● Material del ejercicio
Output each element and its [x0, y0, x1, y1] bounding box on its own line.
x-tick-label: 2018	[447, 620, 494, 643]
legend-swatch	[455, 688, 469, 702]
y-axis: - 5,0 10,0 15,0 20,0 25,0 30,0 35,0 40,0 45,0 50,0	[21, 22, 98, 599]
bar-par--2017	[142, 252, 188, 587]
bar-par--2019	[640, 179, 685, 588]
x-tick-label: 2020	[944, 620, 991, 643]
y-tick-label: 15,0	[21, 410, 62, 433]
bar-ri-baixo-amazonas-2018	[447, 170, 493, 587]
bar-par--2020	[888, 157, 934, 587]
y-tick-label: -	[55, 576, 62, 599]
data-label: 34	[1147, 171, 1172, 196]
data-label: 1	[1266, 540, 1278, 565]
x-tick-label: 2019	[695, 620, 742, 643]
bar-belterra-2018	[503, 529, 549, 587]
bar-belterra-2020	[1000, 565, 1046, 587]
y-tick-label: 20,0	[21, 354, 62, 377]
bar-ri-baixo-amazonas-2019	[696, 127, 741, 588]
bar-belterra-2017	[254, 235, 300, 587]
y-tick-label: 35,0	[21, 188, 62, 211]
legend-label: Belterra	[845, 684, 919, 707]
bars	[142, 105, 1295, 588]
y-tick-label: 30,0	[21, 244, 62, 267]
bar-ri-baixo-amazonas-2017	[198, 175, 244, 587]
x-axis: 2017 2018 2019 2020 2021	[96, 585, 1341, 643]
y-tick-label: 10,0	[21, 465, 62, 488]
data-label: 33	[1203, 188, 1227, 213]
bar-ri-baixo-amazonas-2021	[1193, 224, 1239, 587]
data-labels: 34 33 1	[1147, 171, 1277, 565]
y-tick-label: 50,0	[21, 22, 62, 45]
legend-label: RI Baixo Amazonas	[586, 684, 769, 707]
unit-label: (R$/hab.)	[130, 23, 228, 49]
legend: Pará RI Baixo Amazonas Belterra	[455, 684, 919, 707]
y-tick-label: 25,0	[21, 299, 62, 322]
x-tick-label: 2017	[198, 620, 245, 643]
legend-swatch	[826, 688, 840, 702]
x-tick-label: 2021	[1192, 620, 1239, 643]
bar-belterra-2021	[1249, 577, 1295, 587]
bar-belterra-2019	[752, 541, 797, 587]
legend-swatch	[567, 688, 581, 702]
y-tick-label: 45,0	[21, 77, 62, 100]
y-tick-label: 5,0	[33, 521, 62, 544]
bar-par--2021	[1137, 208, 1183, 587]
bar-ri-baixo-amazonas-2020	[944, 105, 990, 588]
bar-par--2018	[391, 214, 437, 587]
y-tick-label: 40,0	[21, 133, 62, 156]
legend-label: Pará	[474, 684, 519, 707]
* * *
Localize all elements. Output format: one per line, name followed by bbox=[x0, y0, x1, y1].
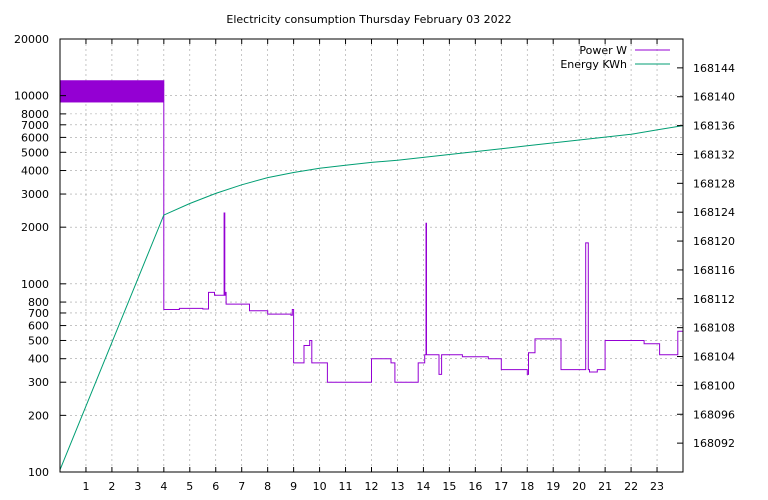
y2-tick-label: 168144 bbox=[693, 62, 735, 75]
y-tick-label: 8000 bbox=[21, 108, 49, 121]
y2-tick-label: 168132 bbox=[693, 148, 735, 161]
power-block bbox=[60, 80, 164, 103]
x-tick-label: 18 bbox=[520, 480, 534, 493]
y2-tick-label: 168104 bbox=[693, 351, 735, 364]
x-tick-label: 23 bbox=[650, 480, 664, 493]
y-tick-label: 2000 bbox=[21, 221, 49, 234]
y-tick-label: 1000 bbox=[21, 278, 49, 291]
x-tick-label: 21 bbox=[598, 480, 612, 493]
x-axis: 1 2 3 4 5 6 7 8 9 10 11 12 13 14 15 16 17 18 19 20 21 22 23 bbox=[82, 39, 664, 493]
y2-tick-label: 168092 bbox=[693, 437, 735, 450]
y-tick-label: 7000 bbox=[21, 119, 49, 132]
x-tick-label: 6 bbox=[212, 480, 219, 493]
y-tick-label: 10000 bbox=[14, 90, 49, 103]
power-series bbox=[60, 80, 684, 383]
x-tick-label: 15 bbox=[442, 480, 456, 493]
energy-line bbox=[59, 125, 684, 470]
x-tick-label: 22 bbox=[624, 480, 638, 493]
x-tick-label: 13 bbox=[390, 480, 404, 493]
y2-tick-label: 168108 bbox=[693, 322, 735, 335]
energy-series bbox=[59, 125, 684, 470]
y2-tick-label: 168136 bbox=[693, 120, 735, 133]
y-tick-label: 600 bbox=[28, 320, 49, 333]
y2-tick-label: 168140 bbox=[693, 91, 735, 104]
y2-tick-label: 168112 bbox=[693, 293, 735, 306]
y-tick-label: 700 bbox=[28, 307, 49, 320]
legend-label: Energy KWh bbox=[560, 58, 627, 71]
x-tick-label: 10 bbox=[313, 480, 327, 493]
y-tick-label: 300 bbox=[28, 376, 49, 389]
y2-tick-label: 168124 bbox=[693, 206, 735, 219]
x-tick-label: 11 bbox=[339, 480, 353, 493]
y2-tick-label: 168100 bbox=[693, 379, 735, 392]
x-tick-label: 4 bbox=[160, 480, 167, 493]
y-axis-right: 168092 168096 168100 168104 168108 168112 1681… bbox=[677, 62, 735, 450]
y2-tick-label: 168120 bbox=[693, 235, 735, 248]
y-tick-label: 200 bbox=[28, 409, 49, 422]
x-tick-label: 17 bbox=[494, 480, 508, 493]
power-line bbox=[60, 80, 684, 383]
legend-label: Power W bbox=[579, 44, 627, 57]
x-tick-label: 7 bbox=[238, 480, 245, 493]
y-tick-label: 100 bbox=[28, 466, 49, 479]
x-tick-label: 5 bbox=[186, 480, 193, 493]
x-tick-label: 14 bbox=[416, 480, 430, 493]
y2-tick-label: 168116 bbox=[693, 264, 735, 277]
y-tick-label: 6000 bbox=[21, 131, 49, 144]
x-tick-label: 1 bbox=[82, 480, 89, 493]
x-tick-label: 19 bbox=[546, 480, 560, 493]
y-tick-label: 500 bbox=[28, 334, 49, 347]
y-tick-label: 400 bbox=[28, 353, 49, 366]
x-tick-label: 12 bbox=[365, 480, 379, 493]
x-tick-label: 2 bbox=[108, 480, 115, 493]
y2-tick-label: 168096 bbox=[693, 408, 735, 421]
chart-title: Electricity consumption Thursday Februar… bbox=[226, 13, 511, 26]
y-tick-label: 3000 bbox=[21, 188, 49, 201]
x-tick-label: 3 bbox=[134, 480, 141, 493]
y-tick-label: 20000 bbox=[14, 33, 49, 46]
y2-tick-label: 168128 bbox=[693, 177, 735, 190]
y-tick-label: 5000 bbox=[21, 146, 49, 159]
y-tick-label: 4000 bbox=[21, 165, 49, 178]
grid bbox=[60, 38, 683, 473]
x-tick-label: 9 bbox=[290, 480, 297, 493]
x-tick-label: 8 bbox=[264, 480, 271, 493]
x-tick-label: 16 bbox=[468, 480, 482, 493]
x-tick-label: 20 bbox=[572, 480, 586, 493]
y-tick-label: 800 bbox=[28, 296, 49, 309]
==
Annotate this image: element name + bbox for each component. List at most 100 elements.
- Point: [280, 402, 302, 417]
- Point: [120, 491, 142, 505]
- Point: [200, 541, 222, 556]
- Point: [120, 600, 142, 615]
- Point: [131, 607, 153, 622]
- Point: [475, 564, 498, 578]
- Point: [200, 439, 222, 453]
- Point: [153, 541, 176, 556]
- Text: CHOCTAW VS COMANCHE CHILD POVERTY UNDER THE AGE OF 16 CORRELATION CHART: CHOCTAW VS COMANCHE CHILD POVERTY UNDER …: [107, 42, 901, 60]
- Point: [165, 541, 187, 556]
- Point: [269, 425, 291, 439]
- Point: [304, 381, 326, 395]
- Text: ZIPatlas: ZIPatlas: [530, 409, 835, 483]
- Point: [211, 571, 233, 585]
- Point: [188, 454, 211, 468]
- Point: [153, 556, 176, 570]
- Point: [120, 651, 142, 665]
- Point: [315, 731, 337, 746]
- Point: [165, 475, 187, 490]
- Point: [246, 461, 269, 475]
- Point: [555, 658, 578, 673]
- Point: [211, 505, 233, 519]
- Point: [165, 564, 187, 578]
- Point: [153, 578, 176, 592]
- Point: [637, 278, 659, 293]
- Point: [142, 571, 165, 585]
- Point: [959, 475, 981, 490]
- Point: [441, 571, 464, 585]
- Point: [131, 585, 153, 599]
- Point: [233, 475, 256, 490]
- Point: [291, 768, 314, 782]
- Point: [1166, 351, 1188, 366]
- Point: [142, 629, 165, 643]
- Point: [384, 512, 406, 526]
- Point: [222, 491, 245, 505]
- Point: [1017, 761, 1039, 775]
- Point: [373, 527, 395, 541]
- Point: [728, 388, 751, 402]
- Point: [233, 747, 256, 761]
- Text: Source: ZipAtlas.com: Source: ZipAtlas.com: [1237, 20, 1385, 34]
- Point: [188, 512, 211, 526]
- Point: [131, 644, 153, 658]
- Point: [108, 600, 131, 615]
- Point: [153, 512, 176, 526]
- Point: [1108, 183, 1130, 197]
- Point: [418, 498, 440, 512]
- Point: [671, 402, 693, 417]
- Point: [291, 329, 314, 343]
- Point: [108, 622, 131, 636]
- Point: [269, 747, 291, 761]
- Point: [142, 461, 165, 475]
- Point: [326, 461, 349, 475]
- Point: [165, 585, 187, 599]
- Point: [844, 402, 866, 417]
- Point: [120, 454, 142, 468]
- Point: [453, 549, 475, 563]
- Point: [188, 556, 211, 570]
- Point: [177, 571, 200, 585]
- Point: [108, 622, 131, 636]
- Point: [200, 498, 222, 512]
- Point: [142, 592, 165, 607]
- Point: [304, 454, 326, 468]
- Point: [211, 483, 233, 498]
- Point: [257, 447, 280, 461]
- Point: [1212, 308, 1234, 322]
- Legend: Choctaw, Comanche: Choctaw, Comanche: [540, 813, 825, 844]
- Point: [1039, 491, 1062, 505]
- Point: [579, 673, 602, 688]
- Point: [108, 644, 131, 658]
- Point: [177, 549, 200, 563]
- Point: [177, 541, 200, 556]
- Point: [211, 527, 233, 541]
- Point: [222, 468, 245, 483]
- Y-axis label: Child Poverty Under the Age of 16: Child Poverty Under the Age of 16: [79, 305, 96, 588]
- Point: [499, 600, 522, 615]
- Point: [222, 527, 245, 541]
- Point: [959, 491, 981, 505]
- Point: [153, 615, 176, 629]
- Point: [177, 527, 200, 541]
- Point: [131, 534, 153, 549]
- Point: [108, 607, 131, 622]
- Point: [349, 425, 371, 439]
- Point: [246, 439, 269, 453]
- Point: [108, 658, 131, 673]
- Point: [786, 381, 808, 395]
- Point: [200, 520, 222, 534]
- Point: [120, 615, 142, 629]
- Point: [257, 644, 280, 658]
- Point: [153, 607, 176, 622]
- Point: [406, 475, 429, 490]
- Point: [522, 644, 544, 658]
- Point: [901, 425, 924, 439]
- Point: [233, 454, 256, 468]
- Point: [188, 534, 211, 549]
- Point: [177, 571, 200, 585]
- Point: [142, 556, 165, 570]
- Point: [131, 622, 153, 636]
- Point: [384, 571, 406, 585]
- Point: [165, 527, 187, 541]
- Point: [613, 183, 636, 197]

● Qué se pide
Identifica y copia cada línea del listado que contenga la palabra «Output». Se distinguen mayúsculas y minúsculas.

● Respuesta al problema
Output each element and its [x0, y0, x1, y1] bounding box on its own line.
Localize all elements. Output format: one per line, name followed by bbox=[x0, y0, x1, y1].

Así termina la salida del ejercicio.